> Exercise task: Beneath this task is a listing; retype all of it exactly.

> Items:
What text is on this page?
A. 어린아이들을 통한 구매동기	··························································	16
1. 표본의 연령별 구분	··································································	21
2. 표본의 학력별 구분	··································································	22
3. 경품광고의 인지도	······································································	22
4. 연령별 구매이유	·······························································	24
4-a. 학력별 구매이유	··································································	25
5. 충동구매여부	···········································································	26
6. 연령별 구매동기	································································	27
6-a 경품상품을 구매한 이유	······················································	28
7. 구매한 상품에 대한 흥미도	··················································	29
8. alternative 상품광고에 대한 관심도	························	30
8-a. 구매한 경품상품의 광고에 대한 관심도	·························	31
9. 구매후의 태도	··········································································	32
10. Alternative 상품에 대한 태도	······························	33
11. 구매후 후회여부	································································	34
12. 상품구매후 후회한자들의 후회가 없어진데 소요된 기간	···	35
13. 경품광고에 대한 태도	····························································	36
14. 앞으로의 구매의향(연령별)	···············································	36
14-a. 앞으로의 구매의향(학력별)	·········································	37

> Answer to the problem:
What text is on this page?
A. 어린아이들을 통한 구매동기	··························································	16
1. 표본의 연령별 구분	··································································	21
2. 표본의 학력별 구분	··································································	22
3. 경품광고의 인지도	······································································	22
4. 연령별 구매이유	·······························································	24
4-a. 학력별 구매이유	··································································	25
5. 충동구매여부	···········································································	26
6. 연령별 구매동기	································································	27
6-a 경품상품을 구매한 이유	······················································	28
7. 구매한 상품에 대한 흥미도	··················································	29
8. alternative 상품광고에 대한 관심도	························	30
8-a. 구매한 경품상품의 광고에 대한 관심도	·························	31
9. 구매후의 태도	··········································································	32
10. Alternative 상품에 대한 태도	······························	33
11. 구매후 후회여부	································································	34
12. 상품구매후 후회한자들의 후회가 없어진데 소요된 기간	···	35
13. 경품광고에 대한 태도	····························································	36
14. 앞으로의 구매의향(연령별)	···············································	36
14-a. 앞으로의 구매의향(학력별)	·········································	37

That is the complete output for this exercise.